— BEGIN DATA FOR THIS TASK —

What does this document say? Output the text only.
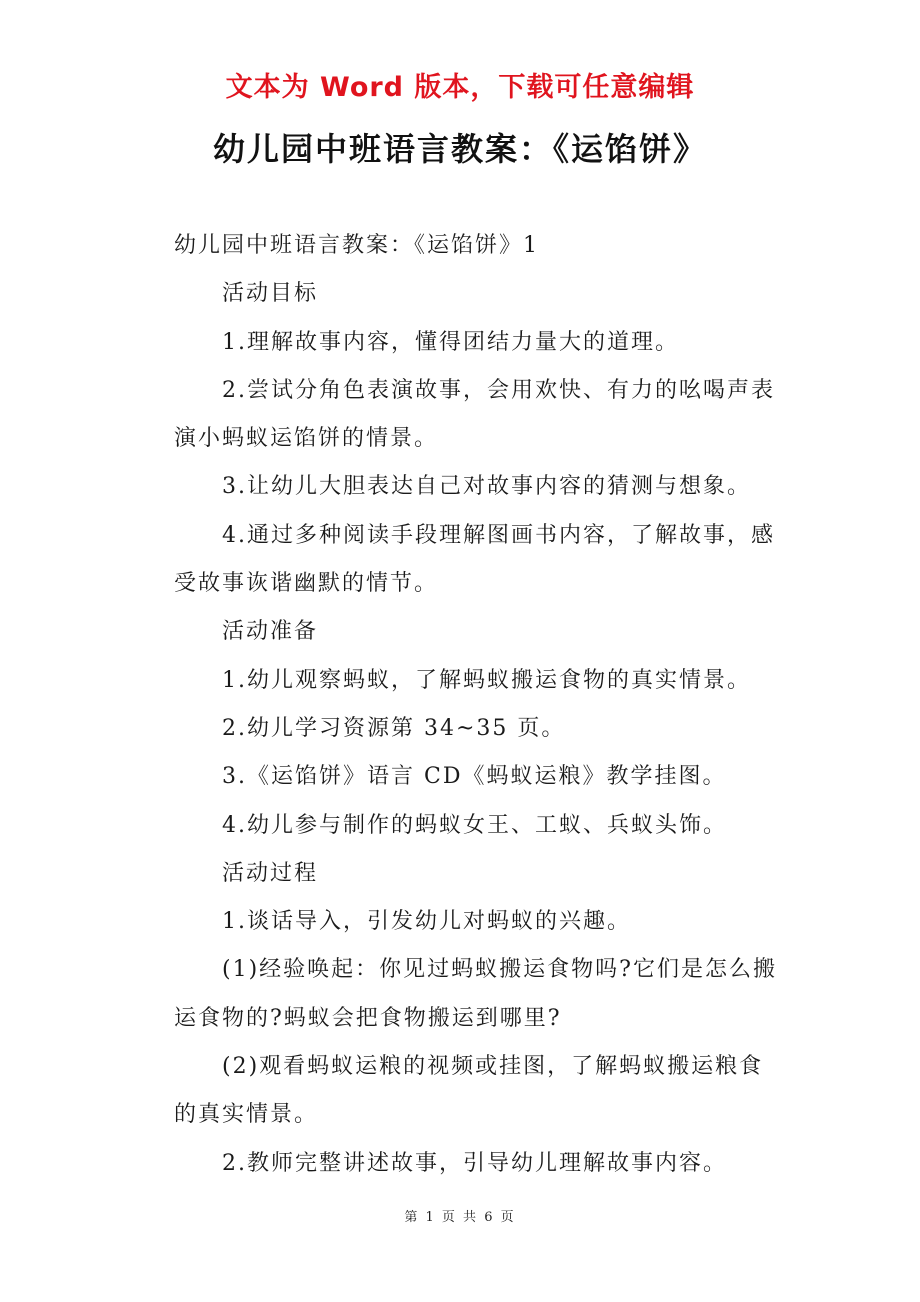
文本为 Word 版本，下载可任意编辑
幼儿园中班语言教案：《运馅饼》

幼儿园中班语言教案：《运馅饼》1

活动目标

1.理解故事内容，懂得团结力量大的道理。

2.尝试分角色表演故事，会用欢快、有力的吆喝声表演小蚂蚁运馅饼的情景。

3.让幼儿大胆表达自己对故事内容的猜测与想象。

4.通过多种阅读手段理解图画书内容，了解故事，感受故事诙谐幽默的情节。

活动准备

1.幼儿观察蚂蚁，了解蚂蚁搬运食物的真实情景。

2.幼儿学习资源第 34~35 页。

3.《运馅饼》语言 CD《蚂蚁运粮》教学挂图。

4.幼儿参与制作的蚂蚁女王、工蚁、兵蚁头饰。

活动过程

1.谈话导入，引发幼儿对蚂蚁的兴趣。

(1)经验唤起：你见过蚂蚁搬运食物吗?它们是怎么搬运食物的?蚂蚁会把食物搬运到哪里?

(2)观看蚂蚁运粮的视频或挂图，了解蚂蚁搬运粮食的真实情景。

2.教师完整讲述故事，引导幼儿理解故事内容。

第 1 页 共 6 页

— END DATA FOR THIS TASK —

TASK GOAL -> Copy every entry exactly as written. Pictures are excluded.

SOLVED EXERCISE ->
What does this document say? Output the text only.
文本为 Word 版本，下载可任意编辑
幼儿园中班语言教案：《运馅饼》

幼儿园中班语言教案：《运馅饼》1

活动目标

1.理解故事内容，懂得团结力量大的道理。

2.尝试分角色表演故事，会用欢快、有力的吆喝声表演小蚂蚁运馅饼的情景。

3.让幼儿大胆表达自己对故事内容的猜测与想象。

4.通过多种阅读手段理解图画书内容，了解故事，感受故事诙谐幽默的情节。

活动准备

1.幼儿观察蚂蚁，了解蚂蚁搬运食物的真实情景。

2.幼儿学习资源第 34~35 页。

3.《运馅饼》语言 CD《蚂蚁运粮》教学挂图。

4.幼儿参与制作的蚂蚁女王、工蚁、兵蚁头饰。

活动过程

1.谈话导入，引发幼儿对蚂蚁的兴趣。

(1)经验唤起：你见过蚂蚁搬运食物吗?它们是怎么搬运食物的?蚂蚁会把食物搬运到哪里?

(2)观看蚂蚁运粮的视频或挂图，了解蚂蚁搬运粮食的真实情景。

2.教师完整讲述故事，引导幼儿理解故事内容。

第 1 页 共 6 页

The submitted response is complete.